● STATED GOAL
Every line that contains the word "Criar" should be copied out.

-- begin SUPPLIED MATERIAL --

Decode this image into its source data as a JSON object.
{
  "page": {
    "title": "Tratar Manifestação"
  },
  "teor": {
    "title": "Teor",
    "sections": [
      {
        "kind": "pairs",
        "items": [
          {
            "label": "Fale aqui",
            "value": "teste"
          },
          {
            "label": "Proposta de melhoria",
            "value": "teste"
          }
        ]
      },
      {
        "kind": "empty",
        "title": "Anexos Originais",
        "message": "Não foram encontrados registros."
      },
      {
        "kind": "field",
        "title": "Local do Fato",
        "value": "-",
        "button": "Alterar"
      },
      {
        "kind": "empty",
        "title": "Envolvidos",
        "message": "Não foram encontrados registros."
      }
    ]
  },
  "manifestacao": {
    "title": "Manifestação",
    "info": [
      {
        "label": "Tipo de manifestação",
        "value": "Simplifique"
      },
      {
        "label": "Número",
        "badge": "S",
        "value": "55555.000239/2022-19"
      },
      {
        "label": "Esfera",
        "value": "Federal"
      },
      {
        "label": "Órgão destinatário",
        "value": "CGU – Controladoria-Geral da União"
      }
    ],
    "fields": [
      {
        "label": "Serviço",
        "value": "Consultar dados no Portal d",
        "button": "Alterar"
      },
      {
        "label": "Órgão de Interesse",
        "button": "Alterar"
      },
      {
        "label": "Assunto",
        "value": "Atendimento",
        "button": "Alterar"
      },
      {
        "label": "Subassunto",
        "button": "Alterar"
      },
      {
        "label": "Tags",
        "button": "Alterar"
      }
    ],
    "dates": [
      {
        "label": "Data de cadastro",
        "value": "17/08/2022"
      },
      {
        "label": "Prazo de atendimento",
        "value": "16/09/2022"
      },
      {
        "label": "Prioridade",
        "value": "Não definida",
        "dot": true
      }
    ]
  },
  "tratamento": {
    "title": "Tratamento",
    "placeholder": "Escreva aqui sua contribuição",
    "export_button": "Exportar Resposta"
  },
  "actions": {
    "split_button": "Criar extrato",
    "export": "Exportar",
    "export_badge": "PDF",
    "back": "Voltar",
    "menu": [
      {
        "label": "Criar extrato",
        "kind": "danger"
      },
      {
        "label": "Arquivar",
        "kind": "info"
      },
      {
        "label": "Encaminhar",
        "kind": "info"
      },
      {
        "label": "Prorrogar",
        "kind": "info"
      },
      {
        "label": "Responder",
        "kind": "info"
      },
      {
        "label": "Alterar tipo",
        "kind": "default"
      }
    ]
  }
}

-- end SUPPLIED MATERIAL --

● RESULT OF THIS EXERCISE
    "split_button": "Criar extrato",
        "label": "Criar extrato",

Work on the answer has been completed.